• [TASK DESCRIPTION] Extract every entry word for word.

• • • •

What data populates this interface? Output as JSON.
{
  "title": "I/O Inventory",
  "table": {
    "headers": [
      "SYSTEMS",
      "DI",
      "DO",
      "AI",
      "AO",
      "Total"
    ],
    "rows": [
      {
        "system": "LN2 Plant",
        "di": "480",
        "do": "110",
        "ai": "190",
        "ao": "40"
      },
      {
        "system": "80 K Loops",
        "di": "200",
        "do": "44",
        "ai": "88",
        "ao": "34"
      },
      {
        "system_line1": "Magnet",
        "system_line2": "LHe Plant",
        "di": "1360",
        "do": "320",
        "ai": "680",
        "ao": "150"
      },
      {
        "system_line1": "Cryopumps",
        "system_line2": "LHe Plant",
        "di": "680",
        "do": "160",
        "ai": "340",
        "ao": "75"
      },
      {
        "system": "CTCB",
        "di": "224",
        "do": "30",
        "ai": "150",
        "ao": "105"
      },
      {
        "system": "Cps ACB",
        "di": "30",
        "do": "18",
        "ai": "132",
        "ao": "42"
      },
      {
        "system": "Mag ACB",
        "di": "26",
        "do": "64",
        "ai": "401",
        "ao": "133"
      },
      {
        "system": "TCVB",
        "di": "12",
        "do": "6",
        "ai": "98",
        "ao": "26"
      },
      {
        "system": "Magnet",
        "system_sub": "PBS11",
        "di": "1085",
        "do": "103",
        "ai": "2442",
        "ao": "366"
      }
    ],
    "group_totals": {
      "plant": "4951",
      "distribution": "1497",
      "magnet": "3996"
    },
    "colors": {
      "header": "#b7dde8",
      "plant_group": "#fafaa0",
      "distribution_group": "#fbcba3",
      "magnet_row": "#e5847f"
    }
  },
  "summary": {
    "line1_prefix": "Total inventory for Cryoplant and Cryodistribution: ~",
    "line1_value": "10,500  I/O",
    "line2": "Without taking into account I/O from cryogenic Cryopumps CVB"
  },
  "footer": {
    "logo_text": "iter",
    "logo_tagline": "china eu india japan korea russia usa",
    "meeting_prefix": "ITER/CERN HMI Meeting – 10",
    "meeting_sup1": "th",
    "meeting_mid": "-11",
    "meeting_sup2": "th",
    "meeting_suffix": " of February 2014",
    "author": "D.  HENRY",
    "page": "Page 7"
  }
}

• • • •

• [WRITTEN ANSWER]
What data populates this interface? Output as JSON.
{
  "title": "I/O Inventory",
  "table": {
    "headers": [
      "SYSTEMS",
      "DI",
      "DO",
      "AI",
      "AO",
      "Total"
    ],
    "rows": [
      {
        "system": "LN2 Plant",
        "di": "480",
        "do": "110",
        "ai": "190",
        "ao": "40"
      },
      {
        "system": "80 K Loops",
        "di": "200",
        "do": "44",
        "ai": "88",
        "ao": "34"
      },
      {
        "system_line1": "Magnet",
        "system_line2": "LHe Plant",
        "di": "1360",
        "do": "320",
        "ai": "680",
        "ao": "150"
      },
      {
        "system_line1": "Cryopumps",
        "system_line2": "LHe Plant",
        "di": "680",
        "do": "160",
        "ai": "340",
        "ao": "75"
      },
      {
        "system": "CTCB",
        "di": "224",
        "do": "30",
        "ai": "150",
        "ao": "105"
      },
      {
        "system": "Cps ACB",
        "di": "30",
        "do": "18",
        "ai": "132",
        "ao": "42"
      },
      {
        "system": "Mag ACB",
        "di": "26",
        "do": "64",
        "ai": "401",
        "ao": "133"
      },
      {
        "system": "TCVB",
        "di": "12",
        "do": "6",
        "ai": "98",
        "ao": "26"
      },
      {
        "system": "Magnet",
        "system_sub": "PBS11",
        "di": "1085",
        "do": "103",
        "ai": "2442",
        "ao": "366"
      }
    ],
    "group_totals": {
      "plant": "4951",
      "distribution": "1497",
      "magnet": "3996"
    },
    "colors": {
      "header": "#b7dde8",
      "plant_group": "#fafaa0",
      "distribution_group": "#fbcba3",
      "magnet_row": "#e5847f"
    }
  },
  "summary": {
    "line1_prefix": "Total inventory for Cryoplant and Cryodistribution: ~",
    "line1_value": "10,500  I/O",
    "line2": "Without taking into account I/O from cryogenic Cryopumps CVB"
  },
  "footer": {
    "logo_text": "iter",
    "logo_tagline": "china eu india japan korea russia usa",
    "meeting_prefix": "ITER/CERN HMI Meeting – 10",
    "meeting_sup1": "th",
    "meeting_mid": "-11",
    "meeting_sup2": "th",
    "meeting_suffix": " of February 2014",
    "author": "D.  HENRY",
    "page": "Page 7"
  }
}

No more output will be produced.